Your goal:
Make an exact copy of all the entries, but do not reproduce the pictures.

Records for the task:
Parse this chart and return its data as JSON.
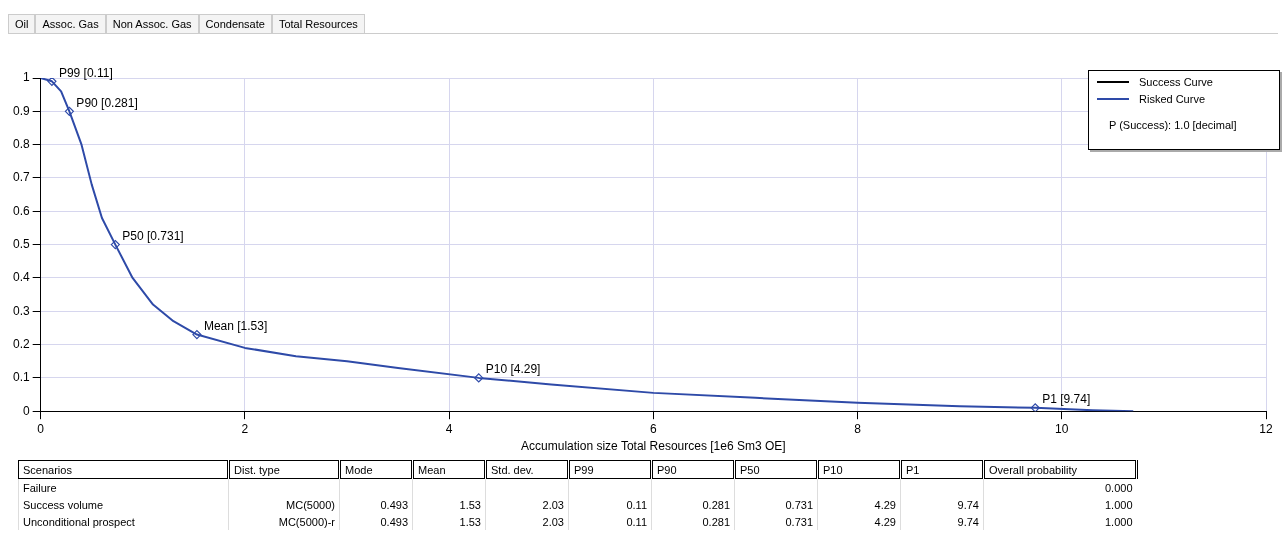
{
  "chart_data": [
    {
      "type": "other",
      "categories": [
        "Oil",
        "Assoc. Gas",
        "Non Assoc. Gas",
        "Condensate",
        "Total Resources"
      ]
    },
    {
      "type": "line",
      "xlabel": "Accumulation size Total Resources [1e6 Sm3 OE]",
      "xlim": [
        0,
        12
      ],
      "xticks": [
        0,
        2,
        4,
        6,
        8,
        10,
        12
      ],
      "ylim": [
        0,
        1
      ],
      "yticks": [
        0,
        0.1,
        0.2,
        0.3,
        0.4,
        0.5,
        0.6,
        0.7,
        0.8,
        0.9,
        1
      ],
      "grid": true,
      "legend": "top right",
      "line_style": "solid",
      "series": [
        {
          "name": "Success Curve",
          "color": "#000000"
        },
        {
          "name": "Risked Curve",
          "color": "#2e4aa8",
          "x": [
            0,
            0.11,
            0.2,
            0.281,
            0.4,
            0.5,
            0.6,
            0.731,
            0.9,
            1.1,
            1.3,
            1.53,
            2,
            2.5,
            3,
            3.5,
            4.29,
            5,
            6,
            7,
            8,
            9,
            9.74,
            10.3,
            10.7
          ],
          "values": [
            1,
            0.99,
            0.96,
            0.9,
            0.8,
            0.68,
            0.58,
            0.5,
            0.4,
            0.32,
            0.27,
            0.23,
            0.19,
            0.165,
            0.15,
            0.13,
            0.1,
            0.08,
            0.055,
            0.04,
            0.025,
            0.015,
            0.01,
            0.003,
            0
          ]
        },
        {
          "type": "scatter",
          "marker": "diamond",
          "color": "#2e4aa8",
          "x": [
            0.11,
            0.281,
            0.731,
            1.53,
            4.29,
            9.74
          ],
          "values": [
            0.99,
            0.9,
            0.5,
            0.23,
            0.1,
            0.01
          ]
        }
      ],
      "annotations": [
        "P (Success): 1.0 [decimal]",
        {
          "text": "P99 [0.11]",
          "x": 0.11,
          "y": 0.99
        },
        {
          "text": "P90 [0.281]",
          "x": 0.281,
          "y": 0.9
        },
        {
          "text": "P50 [0.731]",
          "x": 0.731,
          "y": 0.5
        },
        {
          "text": "Mean [1.53]",
          "x": 1.53,
          "y": 0.23
        },
        {
          "text": "P10 [4.29]",
          "x": 4.29,
          "y": 0.1
        },
        {
          "text": "P1 [9.74]",
          "x": 9.74,
          "y": 0.01
        }
      ]
    },
    {
      "type": "other",
      "categories": [
        "Scenarios",
        "Dist. type",
        "Mode",
        "Mean",
        "Std. dev.",
        "P99",
        "P90",
        "P50",
        "P10",
        "P1",
        "Overall probability"
      ],
      "cell_labels": [
        [
          "Failure",
          null,
          null,
          null,
          null,
          null,
          null,
          null,
          null,
          null,
          "0.000"
        ],
        [
          "Success volume",
          "MC(5000)",
          "0.493",
          "1.53",
          "2.03",
          "0.11",
          "0.281",
          "0.731",
          "4.29",
          "9.74",
          "1.000"
        ],
        [
          "Unconditional prospect",
          "MC(5000)-r",
          "0.493",
          "1.53",
          "2.03",
          "0.11",
          "0.281",
          "0.731",
          "4.29",
          "9.74",
          "1.000"
        ]
      ]
    }
  ]
}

Result of this task:
Parse this chart and return its data as JSON.
{
  "chart_data": [
    {
      "type": "other",
      "categories": [
        "Oil",
        "Assoc. Gas",
        "Non Assoc. Gas",
        "Condensate",
        "Total Resources"
      ]
    },
    {
      "type": "line",
      "xlabel": "Accumulation size Total Resources [1e6 Sm3 OE]",
      "xlim": [
        0,
        12
      ],
      "xticks": [
        0,
        2,
        4,
        6,
        8,
        10,
        12
      ],
      "ylim": [
        0,
        1
      ],
      "yticks": [
        0,
        0.1,
        0.2,
        0.3,
        0.4,
        0.5,
        0.6,
        0.7,
        0.8,
        0.9,
        1
      ],
      "grid": true,
      "legend": "top right",
      "line_style": "solid",
      "series": [
        {
          "name": "Success Curve",
          "color": "#000000"
        },
        {
          "name": "Risked Curve",
          "color": "#2e4aa8",
          "x": [
            0,
            0.11,
            0.2,
            0.281,
            0.4,
            0.5,
            0.6,
            0.731,
            0.9,
            1.1,
            1.3,
            1.53,
            2,
            2.5,
            3,
            3.5,
            4.29,
            5,
            6,
            7,
            8,
            9,
            9.74,
            10.3,
            10.7
          ],
          "values": [
            1,
            0.99,
            0.96,
            0.9,
            0.8,
            0.68,
            0.58,
            0.5,
            0.4,
            0.32,
            0.27,
            0.23,
            0.19,
            0.165,
            0.15,
            0.13,
            0.1,
            0.08,
            0.055,
            0.04,
            0.025,
            0.015,
            0.01,
            0.003,
            0
          ]
        },
        {
          "type": "scatter",
          "marker": "diamond",
          "color": "#2e4aa8",
          "x": [
            0.11,
            0.281,
            0.731,
            1.53,
            4.29,
            9.74
          ],
          "values": [
            0.99,
            0.9,
            0.5,
            0.23,
            0.1,
            0.01
          ]
        }
      ],
      "annotations": [
        "P (Success): 1.0 [decimal]",
        {
          "text": "P99 [0.11]",
          "x": 0.11,
          "y": 0.99
        },
        {
          "text": "P90 [0.281]",
          "x": 0.281,
          "y": 0.9
        },
        {
          "text": "P50 [0.731]",
          "x": 0.731,
          "y": 0.5
        },
        {
          "text": "Mean [1.53]",
          "x": 1.53,
          "y": 0.23
        },
        {
          "text": "P10 [4.29]",
          "x": 4.29,
          "y": 0.1
        },
        {
          "text": "P1 [9.74]",
          "x": 9.74,
          "y": 0.01
        }
      ]
    },
    {
      "type": "other",
      "categories": [
        "Scenarios",
        "Dist. type",
        "Mode",
        "Mean",
        "Std. dev.",
        "P99",
        "P90",
        "P50",
        "P10",
        "P1",
        "Overall probability"
      ],
      "cell_labels": [
        [
          "Failure",
          null,
          null,
          null,
          null,
          null,
          null,
          null,
          null,
          null,
          "0.000"
        ],
        [
          "Success volume",
          "MC(5000)",
          "0.493",
          "1.53",
          "2.03",
          "0.11",
          "0.281",
          "0.731",
          "4.29",
          "9.74",
          "1.000"
        ],
        [
          "Unconditional prospect",
          "MC(5000)-r",
          "0.493",
          "1.53",
          "2.03",
          "0.11",
          "0.281",
          "0.731",
          "4.29",
          "9.74",
          "1.000"
        ]
      ]
    }
  ]
}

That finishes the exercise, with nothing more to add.